■ **What needs to be done**:
Write out the full set of records exactly. Any pictures in them do not belong in the copy.

Data entries
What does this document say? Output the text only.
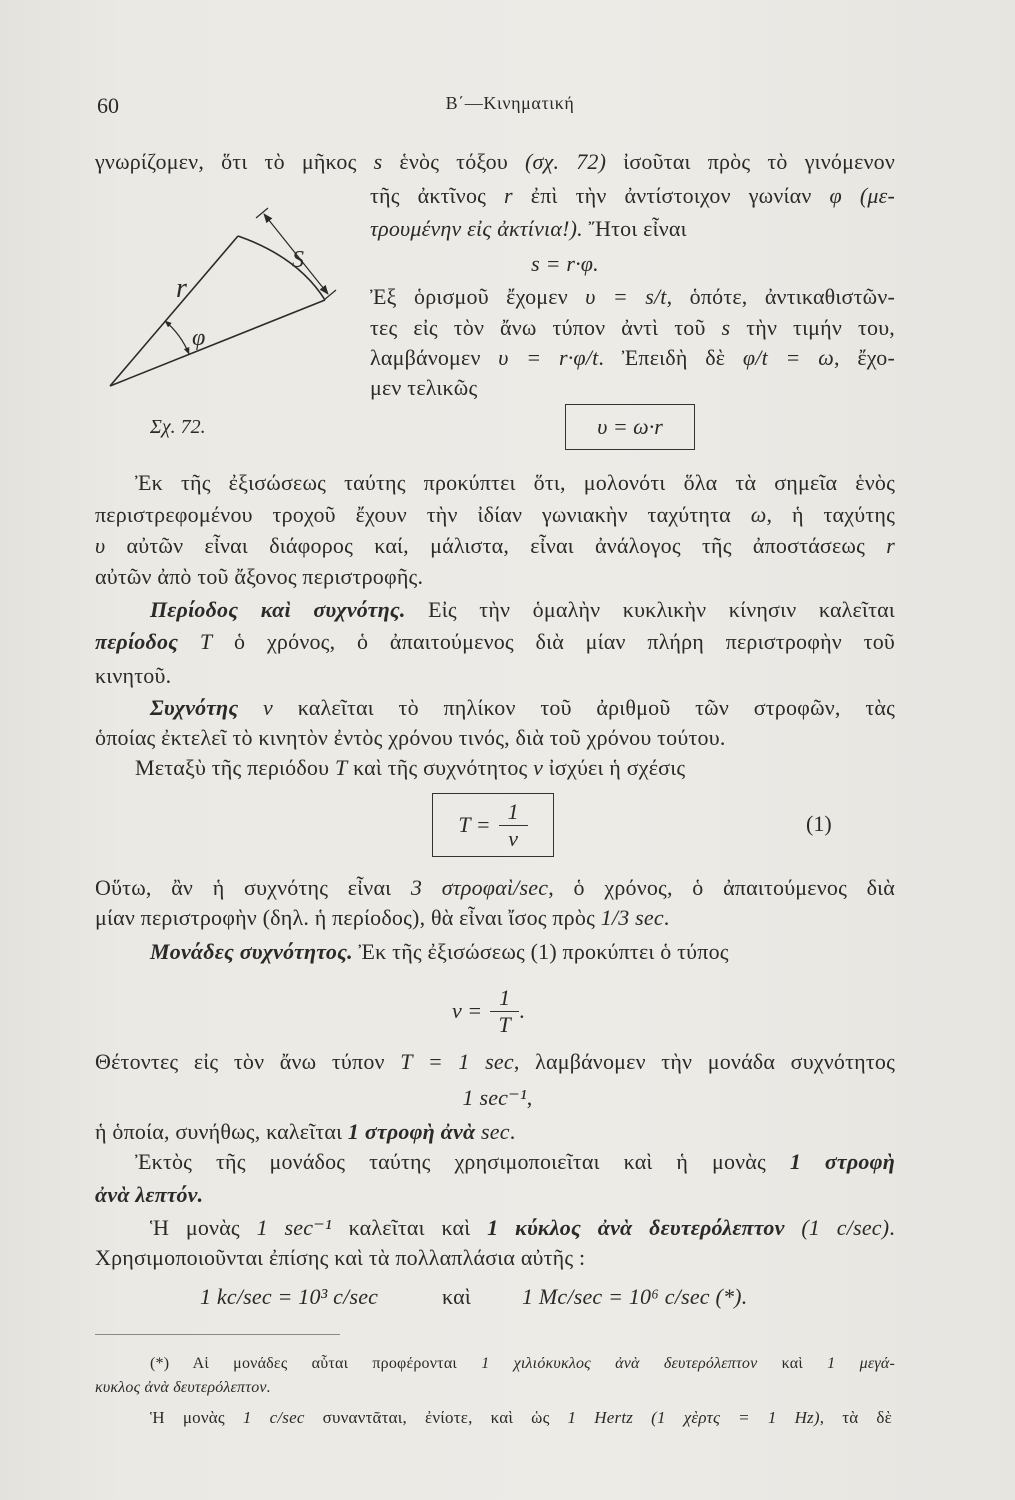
60	Β΄—Κινηματική
γνωρίζομεν, ὅτι τὸ μῆκος s ἑνὸς τόξου (σχ. 72) ἰσοῦται πρὸς τὸ γινόμενον
r
φ
S
Σχ. 72.
τῆς ἀκτῖνος r ἐπὶ τὴν ἀντίστοιχον γωνίαν φ (με-
τρουμένην εἰς ἀκτίνια!). Ἤτοι εἶναι
s = r·φ.
Ἐξ ὁρισμοῦ ἔχομεν υ = s/t, ὁπότε, ἀντικαθιστῶν-
τες εἰς τὸν ἄνω τύπον ἀντὶ τοῦ s τὴν τιμήν του,
λαμβάνομεν υ = r·φ/t. Ἐπειδὴ δὲ φ/t = ω, ἔχο-
μεν τελικῶς
υ = ω·r
Ἐκ τῆς ἐξισώσεως ταύτης προκύπτει ὅτι, μολονότι ὅλα τὰ σημεῖα ἑνὸς
περιστρεφομένου τροχοῦ ἔχουν τὴν ἰδίαν γωνιακὴν ταχύτητα ω, ἡ ταχύτης
υ αὐτῶν εἶναι διάφορος καί, μάλιστα, εἶναι ἀνάλογος τῆς ἀποστάσεως r
αὐτῶν ἀπὸ τοῦ ἄξονος περιστροφῆς.
Περίοδος καὶ συχνότης. Εἰς τὴν ὁμαλὴν κυκλικὴν κίνησιν καλεῖται
περίοδος T ὁ χρόνος, ὁ ἀπαιτούμενος διὰ μίαν πλήρη περιστροφὴν τοῦ
κινητοῦ.
Συχνότης ν καλεῖται τὸ πηλίκον τοῦ ἀριθμοῦ τῶν στροφῶν, τὰς
ὁποίας ἐκτελεῖ τὸ κινητὸν ἐντὸς χρόνου τινός, διὰ τοῦ χρόνου τούτου.
Μεταξὺ τῆς περιόδου T καὶ τῆς συχνότητος ν ἰσχύει ἡ σχέσις
$T = \frac{1}{\nu}$	(1)
Οὕτω, ἂν ἡ συχνότης εἶναι 3 στροφαὶ/sec, ὁ χρόνος, ὁ ἀπαιτούμενος διὰ
μίαν περιστροφὴν (δηλ. ἡ περίοδος), θὰ εἶναι ἴσος πρὸς 1/3 sec.
Μονάδες συχνότητος. Ἐκ τῆς ἐξισώσεως (1) προκύπτει ὁ τύπος
$\nu = \frac{1}{T}$ .
Θέτοντες εἰς τὸν ἄνω τύπον T = 1 sec, λαμβάνομεν τὴν μονάδα συχνότητος
1 sec⁻¹,
ἡ ὁποία, συνήθως, καλεῖται 1 στροφὴ ἀνὰ sec.
Ἐκτὸς τῆς μονάδος ταύτης χρησιμοποιεῖται καὶ ἡ μονὰς 1 στροφὴ
ἀνὰ λεπτόν.
Ἡ μονὰς 1 sec⁻¹ καλεῖται καὶ 1 κύκλος ἀνὰ δευτερόλεπτον (1 c/sec).
Χρησιμοποιοῦνται ἐπίσης καὶ τὰ πολλαπλάσια αὐτῆς :
1 kc/sec = 10³ c/sec	καὶ 1 Mc/sec = 10⁶ c/sec (*).
(*) Αἱ μονάδες αὗται προφέρονται 1 χιλιόκυκλος ἀνὰ δευτερόλεπτον καὶ 1 μεγά-
κυκλος ἀνὰ δευτερόλεπτον.
Ἡ μονὰς 1 c/sec συναντᾶται, ἐνίοτε, καὶ ὡς 1 Hertz (1 χὲρτς = 1 Hz), τὰ δὲ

■ **The completed task**:
What does this document say? Output the text only.
60	Β΄—Κινηματική
γνωρίζομεν, ὅτι τὸ μῆκος s ἑνὸς τόξου (σχ. 72) ἰσοῦται πρὸς τὸ γινόμενον
r
φ
S
Σχ. 72.
τῆς ἀκτῖνος r ἐπὶ τὴν ἀντίστοιχον γωνίαν φ (με-
τρουμένην εἰς ἀκτίνια!). Ἤτοι εἶναι
s = r·φ.
Ἐξ ὁρισμοῦ ἔχομεν υ = s/t, ὁπότε, ἀντικαθιστῶν-
τες εἰς τὸν ἄνω τύπον ἀντὶ τοῦ s τὴν τιμήν του,
λαμβάνομεν υ = r·φ/t. Ἐπειδὴ δὲ φ/t = ω, ἔχο-
μεν τελικῶς
υ = ω·r
Ἐκ τῆς ἐξισώσεως ταύτης προκύπτει ὅτι, μολονότι ὅλα τὰ σημεῖα ἑνὸς
περιστρεφομένου τροχοῦ ἔχουν τὴν ἰδίαν γωνιακὴν ταχύτητα ω, ἡ ταχύτης
υ αὐτῶν εἶναι διάφορος καί, μάλιστα, εἶναι ἀνάλογος τῆς ἀποστάσεως r
αὐτῶν ἀπὸ τοῦ ἄξονος περιστροφῆς.
Περίοδος καὶ συχνότης. Εἰς τὴν ὁμαλὴν κυκλικὴν κίνησιν καλεῖται
περίοδος T ὁ χρόνος, ὁ ἀπαιτούμενος διὰ μίαν πλήρη περιστροφὴν τοῦ
κινητοῦ.
Συχνότης ν καλεῖται τὸ πηλίκον τοῦ ἀριθμοῦ τῶν στροφῶν, τὰς
ὁποίας ἐκτελεῖ τὸ κινητὸν ἐντὸς χρόνου τινός, διὰ τοῦ χρόνου τούτου.
Μεταξὺ τῆς περιόδου T καὶ τῆς συχνότητος ν ἰσχύει ἡ σχέσις
$T = \frac{1}{\nu}$	(1)
Οὕτω, ἂν ἡ συχνότης εἶναι 3 στροφαὶ/sec, ὁ χρόνος, ὁ ἀπαιτούμενος διὰ
μίαν περιστροφὴν (δηλ. ἡ περίοδος), θὰ εἶναι ἴσος πρὸς 1/3 sec.
Μονάδες συχνότητος. Ἐκ τῆς ἐξισώσεως (1) προκύπτει ὁ τύπος
$\nu = \frac{1}{T}$ .
Θέτοντες εἰς τὸν ἄνω τύπον T = 1 sec, λαμβάνομεν τὴν μονάδα συχνότητος
1 sec⁻¹,
ἡ ὁποία, συνήθως, καλεῖται 1 στροφὴ ἀνὰ sec.
Ἐκτὸς τῆς μονάδος ταύτης χρησιμοποιεῖται καὶ ἡ μονὰς 1 στροφὴ
ἀνὰ λεπτόν.
Ἡ μονὰς 1 sec⁻¹ καλεῖται καὶ 1 κύκλος ἀνὰ δευτερόλεπτον (1 c/sec).
Χρησιμοποιοῦνται ἐπίσης καὶ τὰ πολλαπλάσια αὐτῆς :
1 kc/sec = 10³ c/sec	καὶ 1 Mc/sec = 10⁶ c/sec (*).
(*) Αἱ μονάδες αὗται προφέρονται 1 χιλιόκυκλος ἀνὰ δευτερόλεπτον καὶ 1 μεγά-
κυκλος ἀνὰ δευτερόλεπτον.
Ἡ μονὰς 1 c/sec συναντᾶται, ἐνίοτε, καὶ ὡς 1 Hertz (1 χὲρτς = 1 Hz), τὰ δὲ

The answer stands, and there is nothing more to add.